# Extracted information start
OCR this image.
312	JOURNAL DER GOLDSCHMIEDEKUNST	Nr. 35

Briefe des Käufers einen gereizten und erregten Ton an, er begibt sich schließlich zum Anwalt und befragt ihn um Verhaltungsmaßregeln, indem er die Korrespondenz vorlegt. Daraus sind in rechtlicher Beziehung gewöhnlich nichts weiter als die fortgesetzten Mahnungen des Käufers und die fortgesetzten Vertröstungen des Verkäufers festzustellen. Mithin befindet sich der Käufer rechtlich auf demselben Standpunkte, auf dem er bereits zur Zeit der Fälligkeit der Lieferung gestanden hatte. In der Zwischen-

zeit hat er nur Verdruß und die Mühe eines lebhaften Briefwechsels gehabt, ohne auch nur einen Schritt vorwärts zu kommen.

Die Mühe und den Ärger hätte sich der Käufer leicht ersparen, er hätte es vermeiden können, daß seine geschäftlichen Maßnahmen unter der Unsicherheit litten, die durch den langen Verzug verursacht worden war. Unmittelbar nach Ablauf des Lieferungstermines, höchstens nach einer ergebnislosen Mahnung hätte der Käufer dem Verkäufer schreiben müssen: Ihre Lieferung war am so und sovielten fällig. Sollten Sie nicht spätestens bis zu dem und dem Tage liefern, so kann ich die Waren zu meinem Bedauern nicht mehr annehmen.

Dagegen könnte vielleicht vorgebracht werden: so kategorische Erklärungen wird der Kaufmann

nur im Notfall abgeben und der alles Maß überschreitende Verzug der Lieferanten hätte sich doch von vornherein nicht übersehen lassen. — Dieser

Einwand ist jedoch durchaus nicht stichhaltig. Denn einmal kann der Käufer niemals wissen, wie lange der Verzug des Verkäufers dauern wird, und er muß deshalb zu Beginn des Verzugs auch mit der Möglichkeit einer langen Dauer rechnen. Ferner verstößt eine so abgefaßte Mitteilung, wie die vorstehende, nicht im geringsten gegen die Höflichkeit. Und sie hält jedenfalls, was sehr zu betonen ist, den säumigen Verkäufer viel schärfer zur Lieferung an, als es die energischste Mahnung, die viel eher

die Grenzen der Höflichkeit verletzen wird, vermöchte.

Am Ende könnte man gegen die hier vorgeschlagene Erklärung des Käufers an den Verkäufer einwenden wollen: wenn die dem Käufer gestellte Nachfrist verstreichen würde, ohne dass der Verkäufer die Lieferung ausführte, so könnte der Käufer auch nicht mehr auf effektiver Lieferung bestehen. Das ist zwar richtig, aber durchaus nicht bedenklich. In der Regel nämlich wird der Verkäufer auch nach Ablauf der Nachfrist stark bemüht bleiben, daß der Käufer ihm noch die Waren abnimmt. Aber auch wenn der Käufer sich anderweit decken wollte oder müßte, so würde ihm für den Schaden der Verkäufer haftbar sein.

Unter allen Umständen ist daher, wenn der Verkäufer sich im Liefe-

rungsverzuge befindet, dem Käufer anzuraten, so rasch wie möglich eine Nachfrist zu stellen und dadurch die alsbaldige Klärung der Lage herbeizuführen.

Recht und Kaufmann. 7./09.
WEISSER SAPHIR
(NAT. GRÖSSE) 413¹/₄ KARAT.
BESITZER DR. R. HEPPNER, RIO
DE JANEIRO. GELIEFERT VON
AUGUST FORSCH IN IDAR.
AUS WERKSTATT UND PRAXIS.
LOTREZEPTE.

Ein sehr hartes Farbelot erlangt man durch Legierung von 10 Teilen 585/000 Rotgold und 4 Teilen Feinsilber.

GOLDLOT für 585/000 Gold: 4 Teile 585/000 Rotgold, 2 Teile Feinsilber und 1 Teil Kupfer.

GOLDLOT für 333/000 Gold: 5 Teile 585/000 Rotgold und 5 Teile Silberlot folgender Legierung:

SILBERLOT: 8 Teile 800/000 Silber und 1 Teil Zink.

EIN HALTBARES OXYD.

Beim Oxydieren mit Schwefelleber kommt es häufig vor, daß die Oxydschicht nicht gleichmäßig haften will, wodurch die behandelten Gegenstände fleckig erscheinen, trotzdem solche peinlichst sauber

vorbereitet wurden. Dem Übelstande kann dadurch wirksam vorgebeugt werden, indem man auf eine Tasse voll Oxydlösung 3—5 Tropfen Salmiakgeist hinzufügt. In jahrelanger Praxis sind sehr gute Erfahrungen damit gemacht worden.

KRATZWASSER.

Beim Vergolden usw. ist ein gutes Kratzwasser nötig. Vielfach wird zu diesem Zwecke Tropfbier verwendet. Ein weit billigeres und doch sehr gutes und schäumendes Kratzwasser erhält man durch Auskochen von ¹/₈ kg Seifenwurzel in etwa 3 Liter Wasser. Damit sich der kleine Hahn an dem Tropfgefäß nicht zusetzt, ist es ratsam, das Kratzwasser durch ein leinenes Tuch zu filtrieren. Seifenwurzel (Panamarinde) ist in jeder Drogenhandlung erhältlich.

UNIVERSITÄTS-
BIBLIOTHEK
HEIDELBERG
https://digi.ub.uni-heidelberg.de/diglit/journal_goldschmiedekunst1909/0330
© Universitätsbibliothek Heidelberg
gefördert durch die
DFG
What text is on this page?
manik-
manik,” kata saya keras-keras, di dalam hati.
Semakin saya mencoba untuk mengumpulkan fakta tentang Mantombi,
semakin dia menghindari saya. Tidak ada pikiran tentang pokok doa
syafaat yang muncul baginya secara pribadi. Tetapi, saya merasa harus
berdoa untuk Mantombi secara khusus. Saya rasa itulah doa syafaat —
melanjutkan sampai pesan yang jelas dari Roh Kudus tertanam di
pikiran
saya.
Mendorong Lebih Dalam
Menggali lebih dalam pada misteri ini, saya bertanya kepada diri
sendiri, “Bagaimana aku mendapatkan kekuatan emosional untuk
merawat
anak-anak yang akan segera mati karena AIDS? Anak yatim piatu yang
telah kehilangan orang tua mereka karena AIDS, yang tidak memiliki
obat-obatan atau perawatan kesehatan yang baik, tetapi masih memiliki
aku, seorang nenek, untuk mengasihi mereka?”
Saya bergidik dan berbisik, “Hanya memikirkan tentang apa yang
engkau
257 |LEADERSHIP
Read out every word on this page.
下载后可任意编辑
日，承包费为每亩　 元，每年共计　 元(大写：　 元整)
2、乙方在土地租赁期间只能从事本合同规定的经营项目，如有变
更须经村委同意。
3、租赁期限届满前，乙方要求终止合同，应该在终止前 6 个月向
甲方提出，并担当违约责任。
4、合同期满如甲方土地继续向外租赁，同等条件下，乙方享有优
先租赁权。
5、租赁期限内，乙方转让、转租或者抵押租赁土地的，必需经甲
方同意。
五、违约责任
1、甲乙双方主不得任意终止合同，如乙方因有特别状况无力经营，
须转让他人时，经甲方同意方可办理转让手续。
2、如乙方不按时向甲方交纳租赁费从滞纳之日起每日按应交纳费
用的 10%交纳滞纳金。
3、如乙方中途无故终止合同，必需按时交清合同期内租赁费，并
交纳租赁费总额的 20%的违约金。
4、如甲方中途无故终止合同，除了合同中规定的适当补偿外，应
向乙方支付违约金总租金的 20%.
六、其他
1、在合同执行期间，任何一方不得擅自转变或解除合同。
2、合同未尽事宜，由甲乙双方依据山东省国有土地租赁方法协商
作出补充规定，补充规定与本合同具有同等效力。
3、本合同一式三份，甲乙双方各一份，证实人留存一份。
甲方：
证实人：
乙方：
# Extracted information end
* **The task**
Quote exactly and only the lines from the one holding "What text is on this page?" through the end of the data.

* **Answer in full**
What text is on this page?
manik-
manik,” kata saya keras-keras, di dalam hati.
Semakin saya mencoba untuk mengumpulkan fakta tentang Mantombi,
semakin dia menghindari saya. Tidak ada pikiran tentang pokok doa
syafaat yang muncul baginya secara pribadi. Tetapi, saya merasa harus
berdoa untuk Mantombi secara khusus. Saya rasa itulah doa syafaat —
melanjutkan sampai pesan yang jelas dari Roh Kudus tertanam di
pikiran
saya.
Mendorong Lebih Dalam
Menggali lebih dalam pada misteri ini, saya bertanya kepada diri
sendiri, “Bagaimana aku mendapatkan kekuatan emosional untuk
merawat
anak-anak yang akan segera mati karena AIDS? Anak yatim piatu yang
telah kehilangan orang tua mereka karena AIDS, yang tidak memiliki
obat-obatan atau perawatan kesehatan yang baik, tetapi masih memiliki
aku, seorang nenek, untuk mengasihi mereka?”
Saya bergidik dan berbisik, “Hanya memikirkan tentang apa yang
engkau
257 |LEADERSHIP
Read out every word on this page.
下载后可任意编辑
日，承包费为每亩　 元，每年共计　 元(大写：　 元整)
2、乙方在土地租赁期间只能从事本合同规定的经营项目，如有变
更须经村委同意。
3、租赁期限届满前，乙方要求终止合同，应该在终止前 6 个月向
甲方提出，并担当违约责任。
4、合同期满如甲方土地继续向外租赁，同等条件下，乙方享有优
先租赁权。
5、租赁期限内，乙方转让、转租或者抵押租赁土地的，必需经甲
方同意。
五、违约责任
1、甲乙双方主不得任意终止合同，如乙方因有特别状况无力经营，
须转让他人时，经甲方同意方可办理转让手续。
2、如乙方不按时向甲方交纳租赁费从滞纳之日起每日按应交纳费
用的 10%交纳滞纳金。
3、如乙方中途无故终止合同，必需按时交清合同期内租赁费，并
交纳租赁费总额的 20%的违约金。
4、如甲方中途无故终止合同，除了合同中规定的适当补偿外，应
向乙方支付违约金总租金的 20%.
六、其他
1、在合同执行期间，任何一方不得擅自转变或解除合同。
2、合同未尽事宜，由甲乙双方依据山东省国有土地租赁方法协商
作出补充规定，补充规定与本合同具有同等效力。
3、本合同一式三份，甲乙双方各一份，证实人留存一份。
甲方：
证实人：
乙方：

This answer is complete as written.